▸ SHORT EXERCISE
From the entries below, list each line with "user".

▸ DATASET EXCERPTS
++++++++++
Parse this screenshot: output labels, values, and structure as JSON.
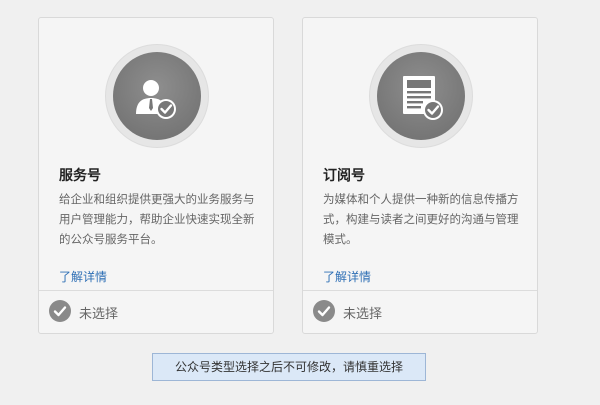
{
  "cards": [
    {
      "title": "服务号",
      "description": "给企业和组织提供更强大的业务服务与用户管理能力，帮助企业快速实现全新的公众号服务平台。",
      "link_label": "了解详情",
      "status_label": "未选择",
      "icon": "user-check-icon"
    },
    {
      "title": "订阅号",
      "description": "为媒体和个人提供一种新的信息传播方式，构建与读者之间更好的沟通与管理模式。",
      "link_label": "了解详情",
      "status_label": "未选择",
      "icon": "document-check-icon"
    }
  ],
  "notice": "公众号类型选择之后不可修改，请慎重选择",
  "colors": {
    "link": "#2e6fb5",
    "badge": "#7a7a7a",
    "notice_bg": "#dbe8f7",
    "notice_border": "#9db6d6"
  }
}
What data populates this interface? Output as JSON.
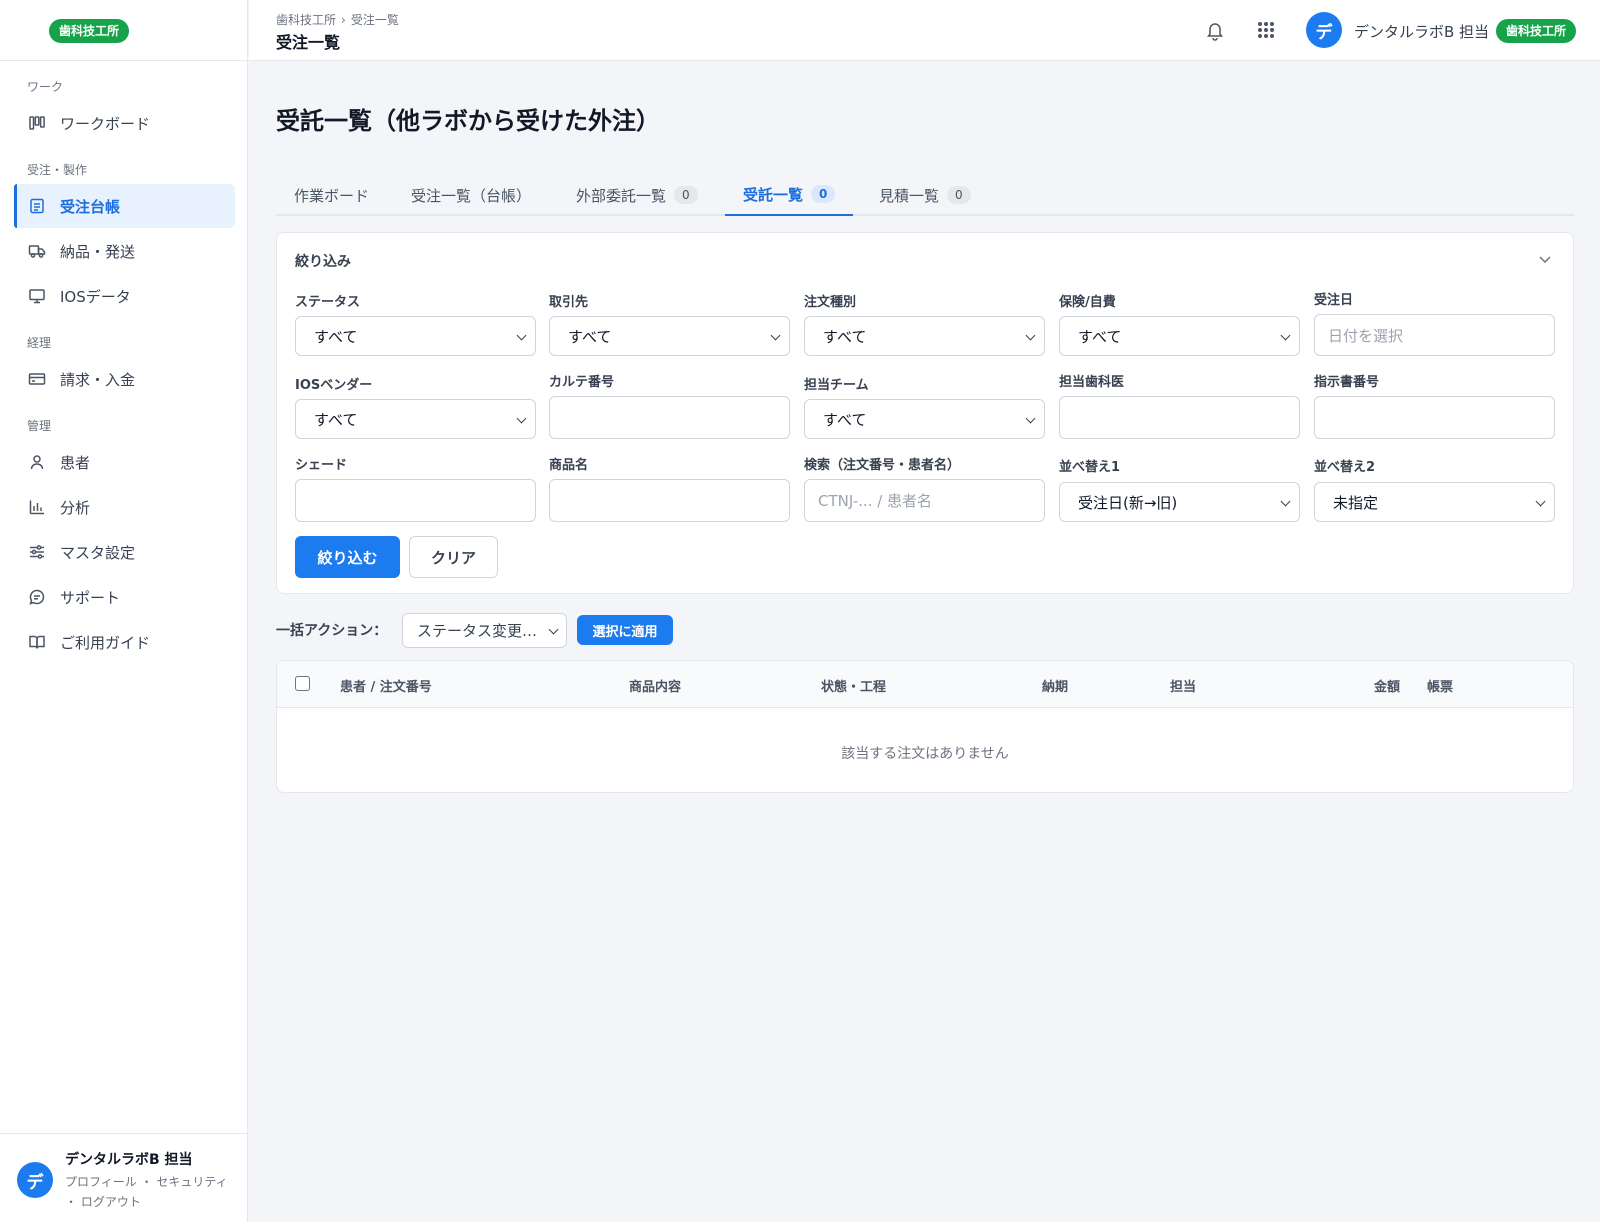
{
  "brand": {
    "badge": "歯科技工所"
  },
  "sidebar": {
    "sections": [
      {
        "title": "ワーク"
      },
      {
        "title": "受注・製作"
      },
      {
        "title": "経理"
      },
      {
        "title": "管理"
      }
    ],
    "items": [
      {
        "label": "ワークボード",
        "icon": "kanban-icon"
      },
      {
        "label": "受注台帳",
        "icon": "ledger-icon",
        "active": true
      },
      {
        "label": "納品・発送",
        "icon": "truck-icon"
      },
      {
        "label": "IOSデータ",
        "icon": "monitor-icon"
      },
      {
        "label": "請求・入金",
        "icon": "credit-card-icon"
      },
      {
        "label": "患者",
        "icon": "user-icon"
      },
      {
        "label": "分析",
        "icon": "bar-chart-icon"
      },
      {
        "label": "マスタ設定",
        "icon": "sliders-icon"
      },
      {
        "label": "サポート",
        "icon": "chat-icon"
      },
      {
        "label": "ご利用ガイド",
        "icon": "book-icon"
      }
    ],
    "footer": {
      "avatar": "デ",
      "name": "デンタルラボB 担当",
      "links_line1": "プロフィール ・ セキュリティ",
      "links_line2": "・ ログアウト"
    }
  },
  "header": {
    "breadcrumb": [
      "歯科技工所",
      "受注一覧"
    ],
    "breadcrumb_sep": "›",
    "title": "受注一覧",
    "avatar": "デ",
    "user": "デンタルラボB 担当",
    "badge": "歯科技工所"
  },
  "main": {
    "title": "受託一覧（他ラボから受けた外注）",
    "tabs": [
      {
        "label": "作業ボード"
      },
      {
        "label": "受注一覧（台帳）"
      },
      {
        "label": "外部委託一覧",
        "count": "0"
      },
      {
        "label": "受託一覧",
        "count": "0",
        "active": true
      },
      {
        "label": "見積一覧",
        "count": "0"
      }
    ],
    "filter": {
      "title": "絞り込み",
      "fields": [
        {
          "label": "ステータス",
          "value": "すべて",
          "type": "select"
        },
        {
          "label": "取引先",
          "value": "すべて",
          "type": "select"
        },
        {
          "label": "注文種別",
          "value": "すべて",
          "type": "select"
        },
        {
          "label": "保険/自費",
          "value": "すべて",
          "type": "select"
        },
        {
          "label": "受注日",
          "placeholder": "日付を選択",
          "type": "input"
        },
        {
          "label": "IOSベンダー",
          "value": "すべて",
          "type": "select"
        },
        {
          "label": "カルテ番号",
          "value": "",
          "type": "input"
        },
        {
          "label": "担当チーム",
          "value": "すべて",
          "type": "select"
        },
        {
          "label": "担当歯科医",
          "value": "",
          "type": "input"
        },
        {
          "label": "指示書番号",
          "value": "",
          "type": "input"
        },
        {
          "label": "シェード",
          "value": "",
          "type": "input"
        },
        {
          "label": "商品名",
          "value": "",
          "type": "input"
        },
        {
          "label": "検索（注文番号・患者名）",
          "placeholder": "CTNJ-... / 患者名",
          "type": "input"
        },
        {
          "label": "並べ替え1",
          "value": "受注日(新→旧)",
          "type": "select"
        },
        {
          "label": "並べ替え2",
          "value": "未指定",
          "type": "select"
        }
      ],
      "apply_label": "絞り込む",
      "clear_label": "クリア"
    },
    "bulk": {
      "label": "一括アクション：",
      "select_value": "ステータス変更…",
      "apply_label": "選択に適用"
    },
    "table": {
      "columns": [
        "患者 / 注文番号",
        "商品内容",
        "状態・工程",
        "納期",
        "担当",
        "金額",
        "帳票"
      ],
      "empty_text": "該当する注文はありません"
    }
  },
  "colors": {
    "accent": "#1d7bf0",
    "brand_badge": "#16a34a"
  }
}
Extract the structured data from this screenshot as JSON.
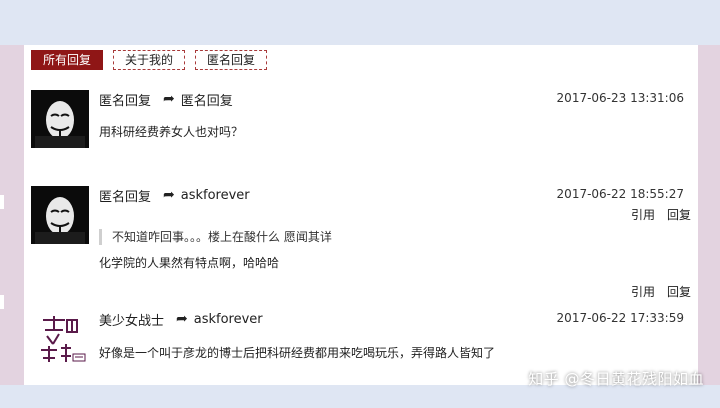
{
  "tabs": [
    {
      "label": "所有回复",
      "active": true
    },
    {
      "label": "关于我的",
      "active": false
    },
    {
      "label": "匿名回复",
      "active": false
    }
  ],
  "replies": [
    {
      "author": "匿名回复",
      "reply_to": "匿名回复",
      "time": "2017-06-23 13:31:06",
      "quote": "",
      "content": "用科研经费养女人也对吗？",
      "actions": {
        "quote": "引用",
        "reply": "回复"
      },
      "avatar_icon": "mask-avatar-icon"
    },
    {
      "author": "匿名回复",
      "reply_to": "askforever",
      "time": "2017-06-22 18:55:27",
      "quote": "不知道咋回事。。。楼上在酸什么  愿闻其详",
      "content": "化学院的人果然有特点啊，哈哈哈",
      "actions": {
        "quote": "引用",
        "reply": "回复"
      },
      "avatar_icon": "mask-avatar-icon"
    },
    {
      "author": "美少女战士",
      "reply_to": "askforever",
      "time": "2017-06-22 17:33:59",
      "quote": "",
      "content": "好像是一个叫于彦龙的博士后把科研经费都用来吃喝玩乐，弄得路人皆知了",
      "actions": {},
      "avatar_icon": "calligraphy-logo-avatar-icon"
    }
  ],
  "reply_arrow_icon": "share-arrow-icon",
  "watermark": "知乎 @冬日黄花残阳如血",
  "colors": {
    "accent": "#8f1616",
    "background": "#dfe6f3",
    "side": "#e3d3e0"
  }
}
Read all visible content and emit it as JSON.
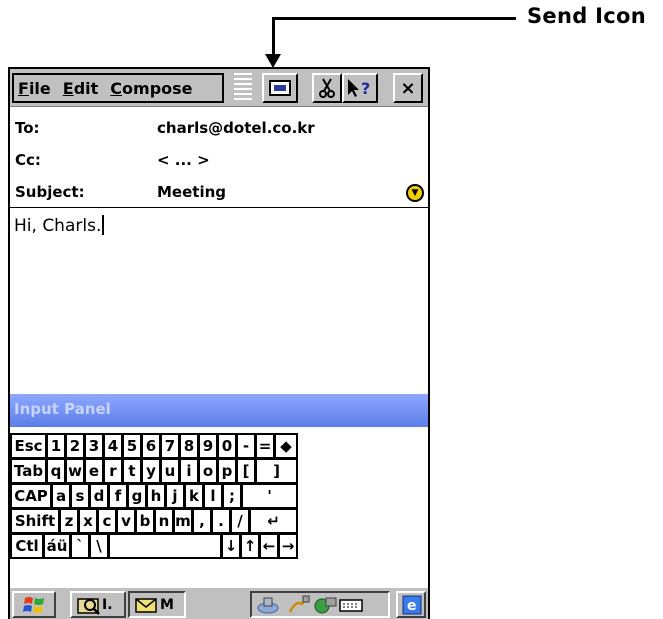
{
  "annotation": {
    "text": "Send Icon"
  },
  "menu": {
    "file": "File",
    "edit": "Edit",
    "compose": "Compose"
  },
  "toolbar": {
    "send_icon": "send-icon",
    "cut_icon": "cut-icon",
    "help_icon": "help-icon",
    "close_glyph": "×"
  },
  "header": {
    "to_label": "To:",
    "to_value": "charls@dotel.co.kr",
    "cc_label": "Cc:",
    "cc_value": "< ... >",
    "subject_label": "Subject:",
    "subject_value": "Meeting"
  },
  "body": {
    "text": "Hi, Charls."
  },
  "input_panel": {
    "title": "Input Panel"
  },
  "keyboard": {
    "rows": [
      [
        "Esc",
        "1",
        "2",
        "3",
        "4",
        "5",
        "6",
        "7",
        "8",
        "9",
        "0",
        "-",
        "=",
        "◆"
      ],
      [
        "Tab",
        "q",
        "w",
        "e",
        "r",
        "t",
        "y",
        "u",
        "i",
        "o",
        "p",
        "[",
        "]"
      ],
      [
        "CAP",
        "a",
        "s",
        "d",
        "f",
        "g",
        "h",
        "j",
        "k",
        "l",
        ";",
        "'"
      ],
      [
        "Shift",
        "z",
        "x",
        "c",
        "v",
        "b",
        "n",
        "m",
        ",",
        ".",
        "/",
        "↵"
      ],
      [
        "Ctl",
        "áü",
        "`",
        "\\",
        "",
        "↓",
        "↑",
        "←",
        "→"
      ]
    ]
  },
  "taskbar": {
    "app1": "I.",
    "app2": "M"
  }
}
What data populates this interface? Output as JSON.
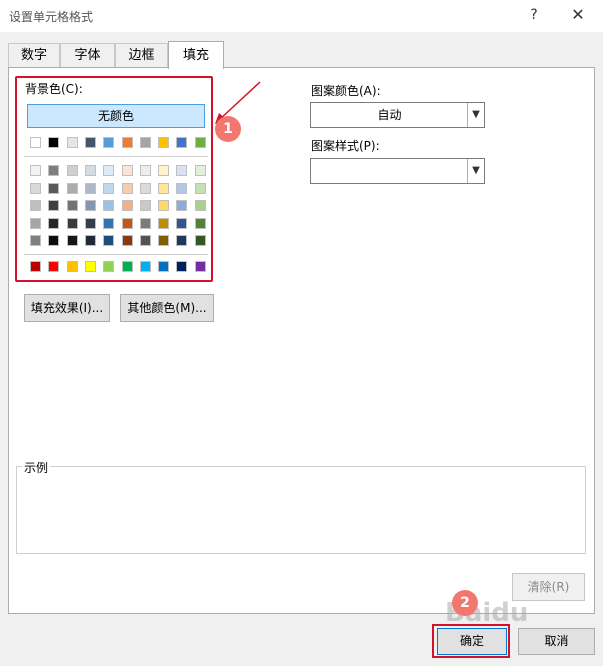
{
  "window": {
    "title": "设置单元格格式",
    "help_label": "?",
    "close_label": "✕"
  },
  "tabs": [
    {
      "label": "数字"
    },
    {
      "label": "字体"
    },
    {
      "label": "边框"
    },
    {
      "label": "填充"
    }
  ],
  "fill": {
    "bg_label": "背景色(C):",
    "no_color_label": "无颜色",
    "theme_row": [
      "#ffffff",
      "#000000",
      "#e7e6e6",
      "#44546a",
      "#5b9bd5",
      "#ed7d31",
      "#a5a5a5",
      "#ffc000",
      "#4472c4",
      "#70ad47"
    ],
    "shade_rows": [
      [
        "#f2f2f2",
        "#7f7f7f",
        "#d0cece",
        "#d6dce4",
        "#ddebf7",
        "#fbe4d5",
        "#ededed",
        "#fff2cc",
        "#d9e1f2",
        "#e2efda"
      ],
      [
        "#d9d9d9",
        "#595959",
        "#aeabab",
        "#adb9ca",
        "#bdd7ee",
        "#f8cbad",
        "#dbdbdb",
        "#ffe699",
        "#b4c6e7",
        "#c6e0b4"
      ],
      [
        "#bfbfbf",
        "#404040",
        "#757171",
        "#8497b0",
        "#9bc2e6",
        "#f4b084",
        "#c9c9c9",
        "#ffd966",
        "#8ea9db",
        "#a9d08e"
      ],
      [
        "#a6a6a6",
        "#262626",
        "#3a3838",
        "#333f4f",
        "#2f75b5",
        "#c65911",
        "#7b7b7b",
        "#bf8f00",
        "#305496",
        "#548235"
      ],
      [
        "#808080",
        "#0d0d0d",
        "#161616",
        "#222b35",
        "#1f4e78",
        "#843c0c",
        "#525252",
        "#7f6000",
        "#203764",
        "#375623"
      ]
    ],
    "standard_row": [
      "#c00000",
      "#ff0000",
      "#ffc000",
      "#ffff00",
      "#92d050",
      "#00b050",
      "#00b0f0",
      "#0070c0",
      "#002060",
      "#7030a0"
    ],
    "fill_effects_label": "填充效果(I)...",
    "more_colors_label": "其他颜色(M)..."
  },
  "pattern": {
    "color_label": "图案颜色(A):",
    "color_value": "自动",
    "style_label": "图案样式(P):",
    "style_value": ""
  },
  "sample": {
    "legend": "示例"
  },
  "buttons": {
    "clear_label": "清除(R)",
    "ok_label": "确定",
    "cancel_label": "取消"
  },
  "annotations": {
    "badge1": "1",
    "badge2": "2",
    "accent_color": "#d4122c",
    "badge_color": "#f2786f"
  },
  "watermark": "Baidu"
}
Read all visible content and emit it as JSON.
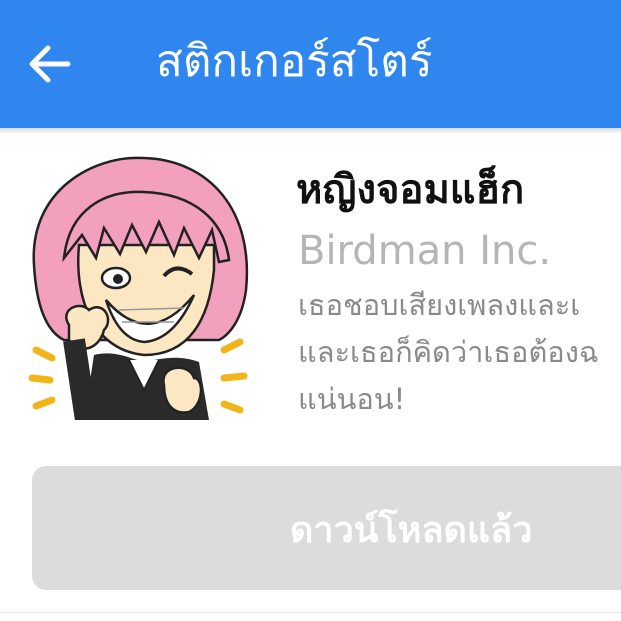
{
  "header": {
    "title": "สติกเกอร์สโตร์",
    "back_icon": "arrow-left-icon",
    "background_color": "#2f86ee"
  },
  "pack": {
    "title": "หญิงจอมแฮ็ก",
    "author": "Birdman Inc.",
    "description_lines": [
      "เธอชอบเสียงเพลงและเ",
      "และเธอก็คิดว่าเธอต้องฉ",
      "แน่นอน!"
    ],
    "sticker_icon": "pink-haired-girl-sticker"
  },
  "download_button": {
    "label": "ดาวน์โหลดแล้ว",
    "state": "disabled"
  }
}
++++++++++
▸ OUTPUT BELOW
      "icon": "user-check-icon"
        "icon": "user-icon"
    "user": "デンタルラボB 担当",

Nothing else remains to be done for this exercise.